#### Work to complete
Look through the data for the string "eintreten". Copy every line where it is found.
──────── Provided data
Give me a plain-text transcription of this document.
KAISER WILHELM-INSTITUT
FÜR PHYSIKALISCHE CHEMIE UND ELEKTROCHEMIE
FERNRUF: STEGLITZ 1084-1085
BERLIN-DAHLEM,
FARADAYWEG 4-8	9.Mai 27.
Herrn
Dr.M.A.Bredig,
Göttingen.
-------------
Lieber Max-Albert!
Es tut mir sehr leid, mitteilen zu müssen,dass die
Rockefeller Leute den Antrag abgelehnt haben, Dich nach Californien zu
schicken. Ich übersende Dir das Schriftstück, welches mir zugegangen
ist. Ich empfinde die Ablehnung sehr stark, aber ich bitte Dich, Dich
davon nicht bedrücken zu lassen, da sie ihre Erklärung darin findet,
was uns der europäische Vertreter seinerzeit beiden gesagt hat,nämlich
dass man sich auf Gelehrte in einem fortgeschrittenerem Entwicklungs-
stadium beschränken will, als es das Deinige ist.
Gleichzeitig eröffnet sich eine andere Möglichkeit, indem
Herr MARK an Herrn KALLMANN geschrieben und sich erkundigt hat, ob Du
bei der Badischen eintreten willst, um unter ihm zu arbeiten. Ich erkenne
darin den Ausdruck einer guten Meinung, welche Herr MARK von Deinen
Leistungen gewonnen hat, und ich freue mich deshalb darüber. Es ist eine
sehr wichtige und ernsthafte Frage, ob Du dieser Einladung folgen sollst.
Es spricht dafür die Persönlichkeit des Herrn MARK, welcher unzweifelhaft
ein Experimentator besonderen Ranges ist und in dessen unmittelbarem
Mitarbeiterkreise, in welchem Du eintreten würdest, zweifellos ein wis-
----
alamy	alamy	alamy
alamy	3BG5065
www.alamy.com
────────────────
#### Solution below
bei der Badischen eintreten willst, um unter ihm zu arbeiten. Ich erkenne
Mitarbeiterkreise, in welchem Du eintreten würdest, zweifellos ein wis-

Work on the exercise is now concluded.